Figure data in JSON
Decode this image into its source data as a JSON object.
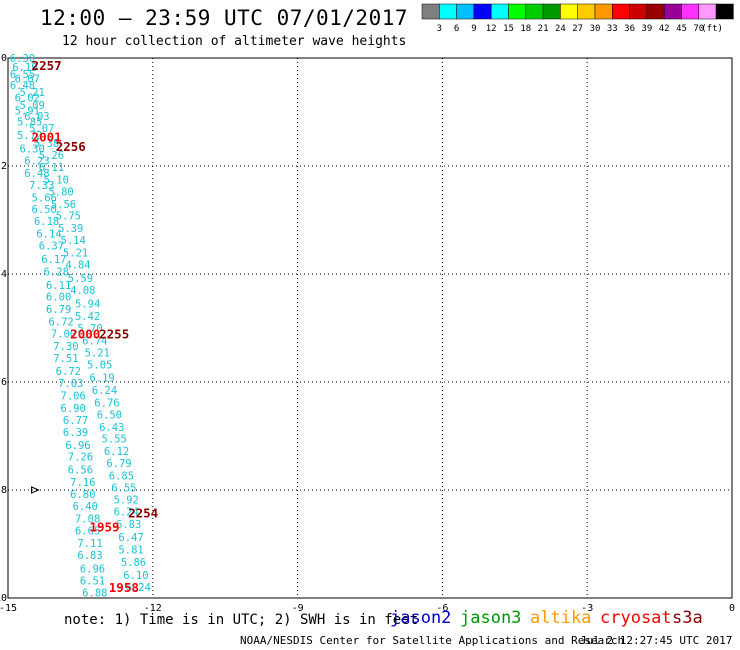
{
  "header": {
    "title": "12:00 — 23:59 UTC 07/01/2017",
    "subtitle": "12 hour collection of altimeter wave heights"
  },
  "color_scale": {
    "colors": [
      "#7f7f7f",
      "#00ffff",
      "#00bfff",
      "#0000ff",
      "#00ffff",
      "#00ff00",
      "#00cc00",
      "#009900",
      "#ffff00",
      "#ffcc00",
      "#ff9900",
      "#ff0000",
      "#cc0000",
      "#990000",
      "#990099",
      "#ff33ff",
      "#ff99ff",
      "#000000"
    ],
    "labels": [
      "3",
      "6",
      "9",
      "12",
      "15",
      "18",
      "21",
      "24",
      "27",
      "30",
      "33",
      "36",
      "39",
      "42",
      "45",
      "70"
    ],
    "unit": "(ft)"
  },
  "map": {
    "lon_ticks": [
      "-15",
      "-12",
      "-9",
      "-6",
      "-3",
      "0"
    ],
    "lat_ticks": [
      "0",
      "-2",
      "-4",
      "-6",
      "-8",
      "-10"
    ],
    "lon_range": [
      -15,
      0
    ],
    "lat_range": [
      -10,
      0
    ],
    "grid_lons": [
      -12,
      -9,
      -6,
      -3
    ],
    "grid_lats": [
      -2,
      -4,
      -6,
      -8
    ]
  },
  "chart_data": {
    "type": "scatter",
    "wave_color": "#19c3d6",
    "wave_color_dark": "#1a9fd0",
    "passes": [
      {
        "name": "pass-a",
        "color": "#19c3d6",
        "points": [
          {
            "lon": -14.7,
            "lat": 0.0,
            "v": "6.30"
          },
          {
            "lon": -14.65,
            "lat": -0.17,
            "v": "6.19"
          },
          {
            "lon": -14.7,
            "lat": -0.3,
            "v": "6.55"
          },
          {
            "lon": -14.6,
            "lat": -0.38,
            "v": "6.07"
          },
          {
            "lon": -14.7,
            "lat": -0.5,
            "v": "6.48"
          },
          {
            "lon": -14.5,
            "lat": -0.63,
            "v": "5.21"
          },
          {
            "lon": -14.6,
            "lat": -0.73,
            "v": "6.02"
          },
          {
            "lon": -14.5,
            "lat": -0.87,
            "v": "5.09"
          },
          {
            "lon": -14.6,
            "lat": -0.97,
            "v": "5.91"
          },
          {
            "lon": -14.4,
            "lat": -1.07,
            "v": "6.03"
          },
          {
            "lon": -14.55,
            "lat": -1.18,
            "v": "5.85"
          },
          {
            "lon": -14.3,
            "lat": -1.3,
            "v": "5.07"
          },
          {
            "lon": -14.55,
            "lat": -1.43,
            "v": "5.72"
          },
          {
            "lon": -14.2,
            "lat": -1.57,
            "v": "5.38"
          },
          {
            "lon": -14.5,
            "lat": -1.68,
            "v": "6.30"
          },
          {
            "lon": -14.1,
            "lat": -1.8,
            "v": "5.26"
          },
          {
            "lon": -14.4,
            "lat": -1.9,
            "v": "6.23"
          },
          {
            "lon": -14.1,
            "lat": -2.02,
            "v": "6.11"
          },
          {
            "lon": -14.4,
            "lat": -2.13,
            "v": "6.48"
          },
          {
            "lon": -14.0,
            "lat": -2.25,
            "v": "5.10"
          },
          {
            "lon": -14.3,
            "lat": -2.35,
            "v": "7.33"
          },
          {
            "lon": -13.9,
            "lat": -2.47,
            "v": "5.80"
          },
          {
            "lon": -14.25,
            "lat": -2.58,
            "v": "5.66"
          },
          {
            "lon": -13.85,
            "lat": -2.7,
            "v": "5.56"
          },
          {
            "lon": -14.25,
            "lat": -2.8,
            "v": "6.50"
          },
          {
            "lon": -13.75,
            "lat": -2.92,
            "v": "5.75"
          },
          {
            "lon": -14.2,
            "lat": -3.02,
            "v": "6.18"
          },
          {
            "lon": -13.7,
            "lat": -3.15,
            "v": "5.39"
          },
          {
            "lon": -14.15,
            "lat": -3.25,
            "v": "6.14"
          },
          {
            "lon": -13.65,
            "lat": -3.37,
            "v": "5.14"
          },
          {
            "lon": -14.1,
            "lat": -3.47,
            "v": "6.37"
          },
          {
            "lon": -13.6,
            "lat": -3.6,
            "v": "5.21"
          },
          {
            "lon": -14.05,
            "lat": -3.72,
            "v": "6.17"
          },
          {
            "lon": -13.55,
            "lat": -3.82,
            "v": "4.84"
          },
          {
            "lon": -14.0,
            "lat": -3.95,
            "v": "6.28"
          },
          {
            "lon": -13.5,
            "lat": -4.07,
            "v": "5.59"
          },
          {
            "lon": -13.95,
            "lat": -4.2,
            "v": "6.11"
          },
          {
            "lon": -13.45,
            "lat": -4.3,
            "v": "4.08"
          },
          {
            "lon": -13.95,
            "lat": -4.42,
            "v": "6.00"
          },
          {
            "lon": -13.35,
            "lat": -4.55,
            "v": "5.94"
          },
          {
            "lon": -13.95,
            "lat": -4.65,
            "v": "6.79"
          },
          {
            "lon": -13.35,
            "lat": -4.78,
            "v": "5.42"
          },
          {
            "lon": -13.9,
            "lat": -4.88,
            "v": "6.72"
          },
          {
            "lon": -13.3,
            "lat": -5.0,
            "v": "5.70"
          },
          {
            "lon": -13.85,
            "lat": -5.1,
            "v": "7.00"
          },
          {
            "lon": -13.2,
            "lat": -5.23,
            "v": "6.74"
          },
          {
            "lon": -13.8,
            "lat": -5.33,
            "v": "7.30"
          },
          {
            "lon": -13.15,
            "lat": -5.45,
            "v": "5.21"
          },
          {
            "lon": -13.8,
            "lat": -5.56,
            "v": "7.51"
          },
          {
            "lon": -13.1,
            "lat": -5.68,
            "v": "5.05"
          },
          {
            "lon": -13.75,
            "lat": -5.8,
            "v": "6.72"
          },
          {
            "lon": -13.05,
            "lat": -5.92,
            "v": "6.19"
          },
          {
            "lon": -13.7,
            "lat": -6.02,
            "v": "7.03"
          },
          {
            "lon": -13.0,
            "lat": -6.15,
            "v": "6.24"
          },
          {
            "lon": -13.65,
            "lat": -6.25,
            "v": "7.06"
          },
          {
            "lon": -12.95,
            "lat": -6.38,
            "v": "6.76"
          },
          {
            "lon": -13.65,
            "lat": -6.48,
            "v": "6.90"
          },
          {
            "lon": -12.9,
            "lat": -6.6,
            "v": "6.50"
          },
          {
            "lon": -13.6,
            "lat": -6.7,
            "v": "6.77"
          },
          {
            "lon": -12.85,
            "lat": -6.83,
            "v": "6.43"
          },
          {
            "lon": -13.6,
            "lat": -6.93,
            "v": "6.39"
          },
          {
            "lon": -12.8,
            "lat": -7.05,
            "v": "5.55"
          },
          {
            "lon": -13.55,
            "lat": -7.17,
            "v": "6.96"
          },
          {
            "lon": -12.75,
            "lat": -7.28,
            "v": "6.12"
          },
          {
            "lon": -13.5,
            "lat": -7.38,
            "v": "7.26"
          },
          {
            "lon": -12.7,
            "lat": -7.5,
            "v": "6.79"
          },
          {
            "lon": -13.5,
            "lat": -7.62,
            "v": "6.56"
          },
          {
            "lon": -12.65,
            "lat": -7.73,
            "v": "6.85"
          },
          {
            "lon": -13.45,
            "lat": -7.85,
            "v": "7.16"
          },
          {
            "lon": -12.6,
            "lat": -7.95,
            "v": "6.55"
          },
          {
            "lon": -13.45,
            "lat": -8.07,
            "v": "6.80"
          },
          {
            "lon": -12.55,
            "lat": -8.18,
            "v": "5.92"
          },
          {
            "lon": -13.4,
            "lat": -8.3,
            "v": "6.40"
          },
          {
            "lon": -12.55,
            "lat": -8.4,
            "v": "6.24"
          },
          {
            "lon": -13.35,
            "lat": -8.53,
            "v": "7.08"
          },
          {
            "lon": -12.5,
            "lat": -8.63,
            "v": "6.83"
          },
          {
            "lon": -13.35,
            "lat": -8.75,
            "v": "6.65"
          },
          {
            "lon": -12.45,
            "lat": -8.87,
            "v": "6.47"
          },
          {
            "lon": -13.3,
            "lat": -8.98,
            "v": "7.11"
          },
          {
            "lon": -12.45,
            "lat": -9.1,
            "v": "5.81"
          },
          {
            "lon": -13.3,
            "lat": -9.2,
            "v": "6.83"
          },
          {
            "lon": -12.4,
            "lat": -9.33,
            "v": "5.86"
          },
          {
            "lon": -13.25,
            "lat": -9.45,
            "v": "6.96"
          },
          {
            "lon": -12.35,
            "lat": -9.57,
            "v": "6.10"
          },
          {
            "lon": -13.25,
            "lat": -9.68,
            "v": "6.51"
          },
          {
            "lon": -12.3,
            "lat": -9.8,
            "v": "6.24"
          },
          {
            "lon": -13.2,
            "lat": -9.9,
            "v": "6.88"
          }
        ]
      }
    ],
    "time_labels": [
      {
        "lon": -14.2,
        "lat": -0.13,
        "v": "2257",
        "color": "#8b0000"
      },
      {
        "lon": -14.2,
        "lat": -1.45,
        "v": "2001",
        "color": "#ff0000"
      },
      {
        "lon": -13.7,
        "lat": -1.63,
        "v": "2256",
        "color": "#8b0000"
      },
      {
        "lon": -13.4,
        "lat": -5.1,
        "v": "2000",
        "color": "#ff0000"
      },
      {
        "lon": -12.8,
        "lat": -5.1,
        "v": "2255",
        "color": "#8b0000"
      },
      {
        "lon": -12.2,
        "lat": -8.42,
        "v": "2254",
        "color": "#8b0000"
      },
      {
        "lon": -13.0,
        "lat": -8.68,
        "v": "1959",
        "color": "#ff0000"
      },
      {
        "lon": -12.6,
        "lat": -9.8,
        "v": "1958",
        "color": "#ff0000"
      }
    ],
    "wind_marker": {
      "lon": -14.45,
      "lat": -8.0
    }
  },
  "footer": {
    "note": "note: 1) Time is in UTC; 2) SWH is in feet",
    "credit": "NOAA/NESDIS Center for Satellite Applications and Research",
    "timestamp": "Jul  2 12:27:45 UTC 2017"
  },
  "satellites": [
    {
      "name": "jason2",
      "color": "#0000cc"
    },
    {
      "name": "jason3",
      "color": "#009900"
    },
    {
      "name": "altika",
      "color": "#ff9900"
    },
    {
      "name": "cryosat",
      "color": "#ff0000"
    },
    {
      "name": "s3a",
      "color": "#8b0000"
    }
  ]
}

__Directions__: Find the string "name" in the entries above and return each line that holds it.

__Reply__:
        "name": "pass-a",
      "name": "jason2",
      "name": "jason3",
      "name": "altika",
      "name": "cryosat",
      "name": "s3a",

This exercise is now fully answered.